┌─ Material

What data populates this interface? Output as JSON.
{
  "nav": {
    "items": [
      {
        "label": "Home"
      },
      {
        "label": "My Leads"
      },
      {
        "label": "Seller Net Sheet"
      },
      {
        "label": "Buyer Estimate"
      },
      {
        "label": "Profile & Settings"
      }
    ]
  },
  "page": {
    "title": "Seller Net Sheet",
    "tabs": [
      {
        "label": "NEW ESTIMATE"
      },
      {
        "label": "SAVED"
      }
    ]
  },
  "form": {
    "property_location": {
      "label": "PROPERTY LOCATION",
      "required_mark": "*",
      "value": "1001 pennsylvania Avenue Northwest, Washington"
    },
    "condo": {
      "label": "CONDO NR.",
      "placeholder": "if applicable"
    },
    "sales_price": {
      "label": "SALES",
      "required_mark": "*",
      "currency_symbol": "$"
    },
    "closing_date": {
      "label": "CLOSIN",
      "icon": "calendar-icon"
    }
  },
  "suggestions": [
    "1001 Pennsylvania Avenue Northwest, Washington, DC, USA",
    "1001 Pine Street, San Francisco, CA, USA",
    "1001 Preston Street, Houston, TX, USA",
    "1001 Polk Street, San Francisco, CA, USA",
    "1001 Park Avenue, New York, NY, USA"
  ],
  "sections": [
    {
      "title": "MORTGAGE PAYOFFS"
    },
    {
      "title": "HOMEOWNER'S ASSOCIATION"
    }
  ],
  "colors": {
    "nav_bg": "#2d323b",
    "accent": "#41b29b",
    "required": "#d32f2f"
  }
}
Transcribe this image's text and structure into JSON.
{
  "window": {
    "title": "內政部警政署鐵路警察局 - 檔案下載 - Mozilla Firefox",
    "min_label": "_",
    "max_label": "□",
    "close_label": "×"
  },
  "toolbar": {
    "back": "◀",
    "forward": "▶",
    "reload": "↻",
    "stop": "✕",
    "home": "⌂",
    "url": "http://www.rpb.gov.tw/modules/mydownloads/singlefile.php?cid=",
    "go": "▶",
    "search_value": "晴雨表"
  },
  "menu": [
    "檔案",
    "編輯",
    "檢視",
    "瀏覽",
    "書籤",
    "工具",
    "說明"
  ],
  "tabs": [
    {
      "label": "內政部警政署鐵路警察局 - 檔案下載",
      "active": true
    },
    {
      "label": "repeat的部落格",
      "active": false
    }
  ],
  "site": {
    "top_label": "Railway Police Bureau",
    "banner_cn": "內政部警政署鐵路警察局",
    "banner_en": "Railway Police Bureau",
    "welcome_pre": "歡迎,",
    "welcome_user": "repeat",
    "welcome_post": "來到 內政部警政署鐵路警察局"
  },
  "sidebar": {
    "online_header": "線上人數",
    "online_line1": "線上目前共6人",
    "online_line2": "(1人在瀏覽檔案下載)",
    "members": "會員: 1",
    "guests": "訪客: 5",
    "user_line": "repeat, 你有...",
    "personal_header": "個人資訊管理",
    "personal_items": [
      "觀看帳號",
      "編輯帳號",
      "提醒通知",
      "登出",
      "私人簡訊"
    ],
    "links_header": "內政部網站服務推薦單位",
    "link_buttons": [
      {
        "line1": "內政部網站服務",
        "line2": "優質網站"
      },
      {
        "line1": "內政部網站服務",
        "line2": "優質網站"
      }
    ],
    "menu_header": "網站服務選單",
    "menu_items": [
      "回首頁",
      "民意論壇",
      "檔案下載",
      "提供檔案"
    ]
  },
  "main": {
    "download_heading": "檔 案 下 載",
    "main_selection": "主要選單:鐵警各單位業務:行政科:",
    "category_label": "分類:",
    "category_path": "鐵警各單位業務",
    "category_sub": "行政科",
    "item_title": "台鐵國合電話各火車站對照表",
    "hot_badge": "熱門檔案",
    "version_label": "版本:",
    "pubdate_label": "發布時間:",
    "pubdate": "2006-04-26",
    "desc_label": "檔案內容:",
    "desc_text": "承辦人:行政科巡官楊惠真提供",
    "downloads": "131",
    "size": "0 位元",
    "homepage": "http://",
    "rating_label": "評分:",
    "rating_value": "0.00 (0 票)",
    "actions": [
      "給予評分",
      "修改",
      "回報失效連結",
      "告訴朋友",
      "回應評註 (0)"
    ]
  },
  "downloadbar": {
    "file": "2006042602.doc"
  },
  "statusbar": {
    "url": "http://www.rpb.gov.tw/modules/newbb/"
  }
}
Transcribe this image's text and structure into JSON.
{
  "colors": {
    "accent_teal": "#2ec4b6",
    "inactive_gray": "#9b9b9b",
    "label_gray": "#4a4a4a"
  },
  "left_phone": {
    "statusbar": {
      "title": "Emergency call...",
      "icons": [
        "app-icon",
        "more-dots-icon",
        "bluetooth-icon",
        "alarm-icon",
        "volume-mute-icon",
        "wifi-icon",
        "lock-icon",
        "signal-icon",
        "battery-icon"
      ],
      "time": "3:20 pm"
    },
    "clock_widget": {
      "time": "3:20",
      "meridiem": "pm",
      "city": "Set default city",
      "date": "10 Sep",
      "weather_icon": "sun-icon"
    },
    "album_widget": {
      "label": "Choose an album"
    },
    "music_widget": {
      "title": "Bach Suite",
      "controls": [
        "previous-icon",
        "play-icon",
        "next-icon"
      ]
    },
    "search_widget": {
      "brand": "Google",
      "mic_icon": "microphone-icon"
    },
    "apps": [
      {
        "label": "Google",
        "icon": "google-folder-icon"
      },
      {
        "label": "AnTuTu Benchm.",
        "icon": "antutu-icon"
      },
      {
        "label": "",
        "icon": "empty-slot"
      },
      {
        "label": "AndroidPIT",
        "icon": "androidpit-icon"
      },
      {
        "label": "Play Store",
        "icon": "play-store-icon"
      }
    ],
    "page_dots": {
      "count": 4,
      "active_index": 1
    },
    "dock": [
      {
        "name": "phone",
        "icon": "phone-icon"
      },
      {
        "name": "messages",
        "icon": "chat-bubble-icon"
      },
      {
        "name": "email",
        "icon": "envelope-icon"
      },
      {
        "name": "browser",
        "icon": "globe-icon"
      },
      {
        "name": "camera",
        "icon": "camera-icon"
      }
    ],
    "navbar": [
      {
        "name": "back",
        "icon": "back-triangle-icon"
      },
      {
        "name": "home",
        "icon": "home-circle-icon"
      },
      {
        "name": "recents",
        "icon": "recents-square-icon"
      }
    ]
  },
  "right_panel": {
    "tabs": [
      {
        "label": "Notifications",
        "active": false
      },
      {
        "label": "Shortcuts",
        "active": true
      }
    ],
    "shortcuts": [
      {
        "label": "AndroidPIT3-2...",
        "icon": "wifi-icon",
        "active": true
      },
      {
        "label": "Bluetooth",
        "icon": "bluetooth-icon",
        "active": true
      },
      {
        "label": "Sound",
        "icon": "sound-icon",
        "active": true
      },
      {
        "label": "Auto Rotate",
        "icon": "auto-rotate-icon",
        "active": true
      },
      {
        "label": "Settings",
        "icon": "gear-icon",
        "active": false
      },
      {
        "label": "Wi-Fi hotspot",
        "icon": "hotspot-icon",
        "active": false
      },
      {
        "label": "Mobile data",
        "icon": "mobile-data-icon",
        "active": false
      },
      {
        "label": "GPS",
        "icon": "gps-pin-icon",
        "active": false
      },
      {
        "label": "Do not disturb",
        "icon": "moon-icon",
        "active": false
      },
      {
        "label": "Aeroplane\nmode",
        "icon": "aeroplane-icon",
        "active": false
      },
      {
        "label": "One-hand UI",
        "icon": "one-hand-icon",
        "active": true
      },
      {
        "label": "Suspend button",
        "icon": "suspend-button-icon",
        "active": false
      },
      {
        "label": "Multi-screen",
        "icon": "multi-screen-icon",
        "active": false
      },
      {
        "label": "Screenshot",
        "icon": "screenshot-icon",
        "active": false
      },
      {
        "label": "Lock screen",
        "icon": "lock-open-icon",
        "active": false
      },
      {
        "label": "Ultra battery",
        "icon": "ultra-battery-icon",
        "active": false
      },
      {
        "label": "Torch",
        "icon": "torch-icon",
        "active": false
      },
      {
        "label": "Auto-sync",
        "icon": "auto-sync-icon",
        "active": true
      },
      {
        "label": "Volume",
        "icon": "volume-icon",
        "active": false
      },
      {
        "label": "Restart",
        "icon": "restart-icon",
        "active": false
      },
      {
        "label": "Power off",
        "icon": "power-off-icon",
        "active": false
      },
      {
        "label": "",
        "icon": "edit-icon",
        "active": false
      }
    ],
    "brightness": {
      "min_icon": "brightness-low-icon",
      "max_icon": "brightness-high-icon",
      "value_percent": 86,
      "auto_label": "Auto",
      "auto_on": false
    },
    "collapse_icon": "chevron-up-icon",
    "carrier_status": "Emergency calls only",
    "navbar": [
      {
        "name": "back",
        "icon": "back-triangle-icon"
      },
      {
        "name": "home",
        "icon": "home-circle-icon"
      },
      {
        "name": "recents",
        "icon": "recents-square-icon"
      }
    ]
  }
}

└─

Aim of the exercise — Check the data for the word "hotspot" and pull out the lines that have it.

Solution below —
        "label": "Wi-Fi hotspot",
        "icon": "hotspot-icon",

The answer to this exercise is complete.